**WORK REQUIRED:** Output every record below exactly as it appears.

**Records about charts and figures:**

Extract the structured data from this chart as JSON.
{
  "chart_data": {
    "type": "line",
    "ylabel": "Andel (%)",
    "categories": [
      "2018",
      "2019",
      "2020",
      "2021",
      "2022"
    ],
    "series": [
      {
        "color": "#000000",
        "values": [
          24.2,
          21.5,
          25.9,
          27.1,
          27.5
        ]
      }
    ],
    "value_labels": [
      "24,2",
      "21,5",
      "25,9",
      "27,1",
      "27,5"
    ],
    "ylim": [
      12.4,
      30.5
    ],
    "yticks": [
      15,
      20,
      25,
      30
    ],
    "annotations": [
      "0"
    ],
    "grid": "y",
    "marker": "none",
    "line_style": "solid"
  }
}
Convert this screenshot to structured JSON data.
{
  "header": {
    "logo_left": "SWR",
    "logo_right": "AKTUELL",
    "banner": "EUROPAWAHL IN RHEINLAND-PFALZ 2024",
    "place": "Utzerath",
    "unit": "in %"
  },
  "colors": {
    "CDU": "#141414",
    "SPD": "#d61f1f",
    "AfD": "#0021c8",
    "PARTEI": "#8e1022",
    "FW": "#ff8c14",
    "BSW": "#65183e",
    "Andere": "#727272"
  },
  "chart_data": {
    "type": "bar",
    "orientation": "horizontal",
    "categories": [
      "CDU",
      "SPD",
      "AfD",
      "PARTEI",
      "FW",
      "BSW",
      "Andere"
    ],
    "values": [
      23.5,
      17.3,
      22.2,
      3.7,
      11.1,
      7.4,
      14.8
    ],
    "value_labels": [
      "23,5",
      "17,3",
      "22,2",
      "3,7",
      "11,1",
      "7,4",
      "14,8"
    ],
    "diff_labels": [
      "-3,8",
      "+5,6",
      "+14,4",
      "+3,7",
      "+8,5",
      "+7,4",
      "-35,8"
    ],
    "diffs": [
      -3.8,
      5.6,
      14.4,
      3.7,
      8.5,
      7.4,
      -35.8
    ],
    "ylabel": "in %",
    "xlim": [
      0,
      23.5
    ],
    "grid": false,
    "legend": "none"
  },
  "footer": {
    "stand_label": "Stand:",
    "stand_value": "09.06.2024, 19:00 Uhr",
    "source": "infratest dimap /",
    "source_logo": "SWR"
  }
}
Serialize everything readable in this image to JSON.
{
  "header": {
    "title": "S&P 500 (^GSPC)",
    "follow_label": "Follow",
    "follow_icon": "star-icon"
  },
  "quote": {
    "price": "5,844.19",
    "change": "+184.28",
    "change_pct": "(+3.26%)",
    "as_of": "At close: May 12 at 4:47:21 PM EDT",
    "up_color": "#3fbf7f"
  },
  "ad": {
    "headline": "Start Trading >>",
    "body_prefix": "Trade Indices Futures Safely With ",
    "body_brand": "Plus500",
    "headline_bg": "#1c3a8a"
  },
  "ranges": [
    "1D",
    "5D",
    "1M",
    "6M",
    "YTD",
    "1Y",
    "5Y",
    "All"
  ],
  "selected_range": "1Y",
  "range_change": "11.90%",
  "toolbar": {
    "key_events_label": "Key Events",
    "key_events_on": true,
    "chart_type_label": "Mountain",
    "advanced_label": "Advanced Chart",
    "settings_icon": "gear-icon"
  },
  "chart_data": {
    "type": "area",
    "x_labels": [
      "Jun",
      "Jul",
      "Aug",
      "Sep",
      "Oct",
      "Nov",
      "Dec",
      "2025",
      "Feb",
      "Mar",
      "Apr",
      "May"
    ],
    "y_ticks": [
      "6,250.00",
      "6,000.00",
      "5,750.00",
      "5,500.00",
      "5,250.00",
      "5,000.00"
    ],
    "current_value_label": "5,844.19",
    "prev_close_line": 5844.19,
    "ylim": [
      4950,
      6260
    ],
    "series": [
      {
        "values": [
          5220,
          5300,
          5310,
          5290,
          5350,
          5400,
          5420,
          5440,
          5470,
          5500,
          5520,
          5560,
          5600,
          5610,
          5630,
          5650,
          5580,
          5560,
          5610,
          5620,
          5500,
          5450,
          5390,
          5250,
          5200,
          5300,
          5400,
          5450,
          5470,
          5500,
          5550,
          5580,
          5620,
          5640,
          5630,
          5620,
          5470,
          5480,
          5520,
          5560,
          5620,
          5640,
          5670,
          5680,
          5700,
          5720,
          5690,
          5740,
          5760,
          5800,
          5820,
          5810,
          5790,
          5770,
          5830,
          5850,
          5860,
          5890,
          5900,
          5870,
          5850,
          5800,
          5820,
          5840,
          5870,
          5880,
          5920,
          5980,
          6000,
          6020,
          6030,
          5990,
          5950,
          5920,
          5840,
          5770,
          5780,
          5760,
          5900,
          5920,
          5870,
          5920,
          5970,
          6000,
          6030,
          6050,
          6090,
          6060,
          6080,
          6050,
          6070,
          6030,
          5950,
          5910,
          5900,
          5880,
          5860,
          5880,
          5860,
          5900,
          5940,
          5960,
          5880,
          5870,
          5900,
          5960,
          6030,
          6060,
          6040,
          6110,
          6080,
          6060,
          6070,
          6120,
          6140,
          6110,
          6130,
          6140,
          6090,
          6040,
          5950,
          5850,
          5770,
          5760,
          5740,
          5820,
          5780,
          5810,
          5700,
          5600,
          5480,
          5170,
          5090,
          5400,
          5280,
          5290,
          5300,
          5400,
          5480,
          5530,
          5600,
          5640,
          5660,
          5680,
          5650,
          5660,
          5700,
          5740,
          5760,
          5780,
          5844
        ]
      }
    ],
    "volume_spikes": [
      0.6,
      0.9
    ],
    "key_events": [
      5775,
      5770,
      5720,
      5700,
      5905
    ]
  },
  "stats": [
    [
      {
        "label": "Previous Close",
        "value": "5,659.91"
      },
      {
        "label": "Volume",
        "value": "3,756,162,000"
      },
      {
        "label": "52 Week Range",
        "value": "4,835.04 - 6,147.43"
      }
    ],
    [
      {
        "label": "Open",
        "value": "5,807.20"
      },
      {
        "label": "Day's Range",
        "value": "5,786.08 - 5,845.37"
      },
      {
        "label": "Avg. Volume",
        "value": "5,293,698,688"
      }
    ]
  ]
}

**RESPONSE TO THE EXERCISE:**
Extract the structured data from this chart as JSON.
{
  "chart_data": {
    "type": "line",
    "ylabel": "Andel (%)",
    "categories": [
      "2018",
      "2019",
      "2020",
      "2021",
      "2022"
    ],
    "series": [
      {
        "color": "#000000",
        "values": [
          24.2,
          21.5,
          25.9,
          27.1,
          27.5
        ]
      }
    ],
    "value_labels": [
      "24,2",
      "21,5",
      "25,9",
      "27,1",
      "27,5"
    ],
    "ylim": [
      12.4,
      30.5
    ],
    "yticks": [
      15,
      20,
      25,
      30
    ],
    "annotations": [
      "0"
    ],
    "grid": "y",
    "marker": "none",
    "line_style": "solid"
  }
}
Convert this screenshot to structured JSON data.
{
  "header": {
    "logo_left": "SWR",
    "logo_right": "AKTUELL",
    "banner": "EUROPAWAHL IN RHEINLAND-PFALZ 2024",
    "place": "Utzerath",
    "unit": "in %"
  },
  "colors": {
    "CDU": "#141414",
    "SPD": "#d61f1f",
    "AfD": "#0021c8",
    "PARTEI": "#8e1022",
    "FW": "#ff8c14",
    "BSW": "#65183e",
    "Andere": "#727272"
  },
  "chart_data": {
    "type": "bar",
    "orientation": "horizontal",
    "categories": [
      "CDU",
      "SPD",
      "AfD",
      "PARTEI",
      "FW",
      "BSW",
      "Andere"
    ],
    "values": [
      23.5,
      17.3,
      22.2,
      3.7,
      11.1,
      7.4,
      14.8
    ],
    "value_labels": [
      "23,5",
      "17,3",
      "22,2",
      "3,7",
      "11,1",
      "7,4",
      "14,8"
    ],
    "diff_labels": [
      "-3,8",
      "+5,6",
      "+14,4",
      "+3,7",
      "+8,5",
      "+7,4",
      "-35,8"
    ],
    "diffs": [
      -3.8,
      5.6,
      14.4,
      3.7,
      8.5,
      7.4,
      -35.8
    ],
    "ylabel": "in %",
    "xlim": [
      0,
      23.5
    ],
    "grid": false,
    "legend": "none"
  },
  "footer": {
    "stand_label": "Stand:",
    "stand_value": "09.06.2024, 19:00 Uhr",
    "source": "infratest dimap /",
    "source_logo": "SWR"
  }
}
Serialize everything readable in this image to JSON.
{
  "header": {
    "title": "S&P 500 (^GSPC)",
    "follow_label": "Follow",
    "follow_icon": "star-icon"
  },
  "quote": {
    "price": "5,844.19",
    "change": "+184.28",
    "change_pct": "(+3.26%)",
    "as_of": "At close: May 12 at 4:47:21 PM EDT",
    "up_color": "#3fbf7f"
  },
  "ad": {
    "headline": "Start Trading >>",
    "body_prefix": "Trade Indices Futures Safely With ",
    "body_brand": "Plus500",
    "headline_bg": "#1c3a8a"
  },
  "ranges": [
    "1D",
    "5D",
    "1M",
    "6M",
    "YTD",
    "1Y",
    "5Y",
    "All"
  ],
  "selected_range": "1Y",
  "range_change": "11.90%",
  "toolbar": {
    "key_events_label": "Key Events",
    "key_events_on": true,
    "chart_type_label": "Mountain",
    "advanced_label": "Advanced Chart",
    "settings_icon": "gear-icon"
  },
  "chart_data": {
    "type": "area",
    "x_labels": [
      "Jun",
      "Jul",
      "Aug",
      "Sep",
      "Oct",
      "Nov",
      "Dec",
      "2025",
      "Feb",
      "Mar",
      "Apr",
      "May"
    ],
    "y_ticks": [
      "6,250.00",
      "6,000.00",
      "5,750.00",
      "5,500.00",
      "5,250.00",
      "5,000.00"
    ],
    "current_value_label": "5,844.19",
    "prev_close_line": 5844.19,
    "ylim": [
      4950,
      6260
    ],
    "series": [
      {
        "values": [
          5220,
          5300,
          5310,
          5290,
          5350,
          5400,
          5420,
          5440,
          5470,
          5500,
          5520,
          5560,
          5600,
          5610,
          5630,
          5650,
          5580,
          5560,
          5610,
          5620,
          5500,
          5450,
          5390,
          5250,
          5200,
          5300,
          5400,
          5450,
          5470,
          5500,
          5550,
          5580,
          5620,
          5640,
          5630,
          5620,
          5470,
          5480,
          5520,
          5560,
          5620,
          5640,
          5670,
          5680,
          5700,
          5720,
          5690,
          5740,
          5760,
          5800,
          5820,
          5810,
          5790,
          5770,
          5830,
          5850,
          5860,
          5890,
          5900,
          5870,
          5850,
          5800,
          5820,
          5840,
          5870,
          5880,
          5920,
          5980,
          6000,
          6020,
          6030,
          5990,
          5950,
          5920,
          5840,
          5770,
          5780,
          5760,
          5900,
          5920,
          5870,
          5920,
          5970,
          6000,
          6030,
          6050,
          6090,
          6060,
          6080,
          6050,
          6070,
          6030,
          5950,
          5910,
          5900,
          5880,
          5860,
          5880,
          5860,
          5900,
          5940,
          5960,
          5880,
          5870,
          5900,
          5960,
          6030,
          6060,
          6040,
          6110,
          6080,
          6060,
          6070,
          6120,
          6140,
          6110,
          6130,
          6140,
          6090,
          6040,
          5950,
          5850,
          5770,
          5760,
          5740,
          5820,
          5780,
          5810,
          5700,
          5600,
          5480,
          5170,
          5090,
          5400,
          5280,
          5290,
          5300,
          5400,
          5480,
          5530,
          5600,
          5640,
          5660,
          5680,
          5650,
          5660,
          5700,
          5740,
          5760,
          5780,
          5844
        ]
      }
    ],
    "volume_spikes": [
      0.6,
      0.9
    ],
    "key_events": [
      5775,
      5770,
      5720,
      5700,
      5905
    ]
  },
  "stats": [
    [
      {
        "label": "Previous Close",
        "value": "5,659.91"
      },
      {
        "label": "Volume",
        "value": "3,756,162,000"
      },
      {
        "label": "52 Week Range",
        "value": "4,835.04 - 6,147.43"
      }
    ],
    [
      {
        "label": "Open",
        "value": "5,807.20"
      },
      {
        "label": "Day's Range",
        "value": "5,786.08 - 5,845.37"
      },
      {
        "label": "Avg. Volume",
        "value": "5,293,698,688"
      }
    ]
  ]
}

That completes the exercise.